EXCERPT TO READ
-.-.-
Claim 17 adds a preset condition.
Pan 2016 as evidenced by Muppirala and Shen teaches determining the variance of the k-mers as described above. Shen teaches that the frequencies of the k-mers are normalized to produce numerical values of each protein in a certain range of 0 to 1, which are then used to make the feature vectors (i.e., determining a k-mer subsequence that meets a preset condition according to the variance of each of the k-mer subsequences) (p. 4338, col. 2, par. 2).
Claim rejections - 35 USC 103
In the event the determination of the status of the application as subject to AIA 35 USC 102 and 103 is incorrect, any correction of the statutory basis for the rejection will not be considered a new ground of rejection if the prior art relied upon, and the rationale supporting the rejection, would be the same under either status.
-.-.-
[Collected data]
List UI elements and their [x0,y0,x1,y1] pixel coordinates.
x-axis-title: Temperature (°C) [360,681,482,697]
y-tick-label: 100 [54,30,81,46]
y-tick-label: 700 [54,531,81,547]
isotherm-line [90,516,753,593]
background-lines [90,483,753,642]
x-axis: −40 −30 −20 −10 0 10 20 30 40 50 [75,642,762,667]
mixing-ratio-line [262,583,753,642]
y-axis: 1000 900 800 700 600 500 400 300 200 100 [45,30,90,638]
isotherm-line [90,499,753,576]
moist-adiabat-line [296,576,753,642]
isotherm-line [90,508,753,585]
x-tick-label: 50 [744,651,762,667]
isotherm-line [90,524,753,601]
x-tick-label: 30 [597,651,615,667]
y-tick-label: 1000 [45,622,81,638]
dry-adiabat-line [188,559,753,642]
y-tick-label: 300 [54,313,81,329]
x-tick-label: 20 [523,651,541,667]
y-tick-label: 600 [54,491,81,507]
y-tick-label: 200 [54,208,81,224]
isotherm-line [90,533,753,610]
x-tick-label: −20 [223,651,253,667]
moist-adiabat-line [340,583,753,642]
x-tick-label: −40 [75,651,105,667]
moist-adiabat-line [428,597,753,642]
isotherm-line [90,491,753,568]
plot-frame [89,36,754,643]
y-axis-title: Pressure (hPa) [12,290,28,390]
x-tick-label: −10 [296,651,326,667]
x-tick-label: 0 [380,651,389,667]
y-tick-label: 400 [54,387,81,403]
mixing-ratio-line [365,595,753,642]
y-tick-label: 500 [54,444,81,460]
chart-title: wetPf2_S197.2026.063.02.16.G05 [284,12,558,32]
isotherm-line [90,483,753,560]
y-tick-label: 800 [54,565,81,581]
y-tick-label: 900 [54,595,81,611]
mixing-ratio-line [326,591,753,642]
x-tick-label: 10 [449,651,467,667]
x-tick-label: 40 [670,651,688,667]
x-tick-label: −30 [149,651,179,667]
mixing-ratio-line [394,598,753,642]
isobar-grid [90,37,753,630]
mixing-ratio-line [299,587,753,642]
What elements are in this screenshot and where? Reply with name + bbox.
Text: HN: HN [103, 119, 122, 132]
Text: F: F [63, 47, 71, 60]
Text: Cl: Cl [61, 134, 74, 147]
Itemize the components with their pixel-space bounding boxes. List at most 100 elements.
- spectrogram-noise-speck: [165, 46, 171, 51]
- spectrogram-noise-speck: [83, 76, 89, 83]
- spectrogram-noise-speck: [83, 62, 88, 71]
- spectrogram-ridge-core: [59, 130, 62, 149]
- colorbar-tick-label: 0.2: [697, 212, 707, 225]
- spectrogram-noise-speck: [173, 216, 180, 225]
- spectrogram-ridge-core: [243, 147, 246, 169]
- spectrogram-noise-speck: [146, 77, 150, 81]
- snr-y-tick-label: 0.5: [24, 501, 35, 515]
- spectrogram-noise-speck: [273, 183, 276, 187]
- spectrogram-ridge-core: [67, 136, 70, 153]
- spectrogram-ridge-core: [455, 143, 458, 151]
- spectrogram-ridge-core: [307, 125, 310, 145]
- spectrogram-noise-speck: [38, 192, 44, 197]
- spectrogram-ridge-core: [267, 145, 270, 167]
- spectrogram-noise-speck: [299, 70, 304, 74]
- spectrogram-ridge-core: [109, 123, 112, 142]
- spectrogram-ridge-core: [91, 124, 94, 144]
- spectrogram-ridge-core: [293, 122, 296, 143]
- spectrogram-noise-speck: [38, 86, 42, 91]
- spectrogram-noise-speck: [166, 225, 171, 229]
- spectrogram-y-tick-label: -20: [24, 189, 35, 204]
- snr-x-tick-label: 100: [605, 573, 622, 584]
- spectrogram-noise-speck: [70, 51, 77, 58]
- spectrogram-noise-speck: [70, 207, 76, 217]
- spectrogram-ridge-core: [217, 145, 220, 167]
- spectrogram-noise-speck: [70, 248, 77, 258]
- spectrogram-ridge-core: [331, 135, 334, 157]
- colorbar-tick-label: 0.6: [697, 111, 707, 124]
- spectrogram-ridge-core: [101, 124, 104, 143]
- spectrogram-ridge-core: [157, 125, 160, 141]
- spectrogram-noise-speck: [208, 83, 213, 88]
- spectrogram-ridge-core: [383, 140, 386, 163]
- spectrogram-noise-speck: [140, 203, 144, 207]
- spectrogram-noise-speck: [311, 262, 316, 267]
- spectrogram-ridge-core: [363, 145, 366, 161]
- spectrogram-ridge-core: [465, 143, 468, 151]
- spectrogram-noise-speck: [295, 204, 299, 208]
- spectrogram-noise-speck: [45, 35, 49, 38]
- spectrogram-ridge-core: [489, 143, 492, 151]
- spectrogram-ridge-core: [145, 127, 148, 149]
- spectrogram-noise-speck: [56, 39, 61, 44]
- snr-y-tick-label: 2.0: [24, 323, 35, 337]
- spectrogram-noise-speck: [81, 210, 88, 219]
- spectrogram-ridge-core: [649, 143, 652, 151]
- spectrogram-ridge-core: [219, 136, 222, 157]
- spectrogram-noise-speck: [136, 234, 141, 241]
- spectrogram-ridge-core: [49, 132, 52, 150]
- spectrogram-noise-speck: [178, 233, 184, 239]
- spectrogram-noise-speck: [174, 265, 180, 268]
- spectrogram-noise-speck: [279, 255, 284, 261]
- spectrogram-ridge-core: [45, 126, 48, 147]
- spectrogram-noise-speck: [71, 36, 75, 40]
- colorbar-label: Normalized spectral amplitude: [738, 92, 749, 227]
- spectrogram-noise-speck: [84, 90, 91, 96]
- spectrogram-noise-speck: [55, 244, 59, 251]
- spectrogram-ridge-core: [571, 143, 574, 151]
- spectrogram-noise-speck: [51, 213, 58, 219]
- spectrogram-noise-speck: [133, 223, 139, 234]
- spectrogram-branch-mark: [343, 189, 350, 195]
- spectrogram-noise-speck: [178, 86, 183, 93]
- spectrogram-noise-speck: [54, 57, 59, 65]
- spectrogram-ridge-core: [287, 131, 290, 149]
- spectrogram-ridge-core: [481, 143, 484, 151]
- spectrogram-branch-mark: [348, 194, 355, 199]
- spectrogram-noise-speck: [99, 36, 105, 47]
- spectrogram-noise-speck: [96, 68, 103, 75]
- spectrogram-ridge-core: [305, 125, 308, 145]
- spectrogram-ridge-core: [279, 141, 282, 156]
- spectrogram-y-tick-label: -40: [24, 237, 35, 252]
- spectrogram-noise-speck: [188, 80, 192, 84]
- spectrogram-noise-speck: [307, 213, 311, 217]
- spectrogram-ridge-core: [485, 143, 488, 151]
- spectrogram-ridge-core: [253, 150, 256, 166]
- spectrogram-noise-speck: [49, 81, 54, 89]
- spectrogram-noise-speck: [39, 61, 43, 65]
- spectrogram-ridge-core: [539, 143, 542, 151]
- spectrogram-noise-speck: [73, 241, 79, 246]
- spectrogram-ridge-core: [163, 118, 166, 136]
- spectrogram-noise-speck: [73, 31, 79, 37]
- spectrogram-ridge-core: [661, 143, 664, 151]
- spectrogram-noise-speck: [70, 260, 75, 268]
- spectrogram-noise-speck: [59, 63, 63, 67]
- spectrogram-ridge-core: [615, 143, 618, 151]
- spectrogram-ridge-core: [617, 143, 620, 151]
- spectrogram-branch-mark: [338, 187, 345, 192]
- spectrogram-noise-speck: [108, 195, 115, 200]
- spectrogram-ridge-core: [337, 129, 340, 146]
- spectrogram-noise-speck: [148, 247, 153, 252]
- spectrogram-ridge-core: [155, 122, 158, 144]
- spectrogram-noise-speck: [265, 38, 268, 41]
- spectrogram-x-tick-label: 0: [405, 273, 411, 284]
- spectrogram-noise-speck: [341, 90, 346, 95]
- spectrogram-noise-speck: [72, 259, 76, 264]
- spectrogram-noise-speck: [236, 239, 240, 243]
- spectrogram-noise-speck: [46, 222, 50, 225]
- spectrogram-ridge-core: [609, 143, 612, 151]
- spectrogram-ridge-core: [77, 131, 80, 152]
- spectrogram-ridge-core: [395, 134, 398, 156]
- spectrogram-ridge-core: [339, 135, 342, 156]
-.-.-
WORK ORDER
Write the next part of the patent examination excerpt about claim rejections, picking up right after its last sentence.

EXERCISE RESPONSE
The following is a quotation of 35 USC 103 which forms the basis for all obviousness rejections set forth in this office action:
A patent for a claimed invention may not be obtained, notwithstanding that the claimed invention is not identically disclosed as set forth in section 102 of this title, if the differences between the claimed invention and the prior art are such that the claimed invention as a whole would have been obvious before the effective filing date of the claimed invention to a person having ordinary skill in the art to which the claimed invention pertains. Patentability shall not be negated by the manner in which the invention was made.
This application currently names joint inventors. In considering patentability of the claims the examiner presumes that the subject matter of the various claims was commonly owned as of the effective filing date of the claimed invention(s) absent any evidence to the contrary. Applicant is advised of the obligation under 37 CFR 1.56 to point out the inventor and effective filing dates of each claim that was not commonly owned as of the effective filing date of the later invention in order for the examiner to consider the applicability of 35 USC 102(b)(2)(C) for any potential 35 USC 102(a)(2) prior art against the later invention.
Claim 11
Claim 11 is rejected under 35 USC 103 as unpatentable over Pan 2016 as applied to claims 1 and 10 above, as further evidenced by Hu (as cited on the attached form 892) and in further view of Pan 2018 (as cited on the attached form 892).
Claim 11 adds that the traditional machine learning model comprises at least one of a logistic regression model, a support vector machine model and a decision tree model, and the deep learning model comprises at least one of a convolutional neural network model and a recurrent neural network model.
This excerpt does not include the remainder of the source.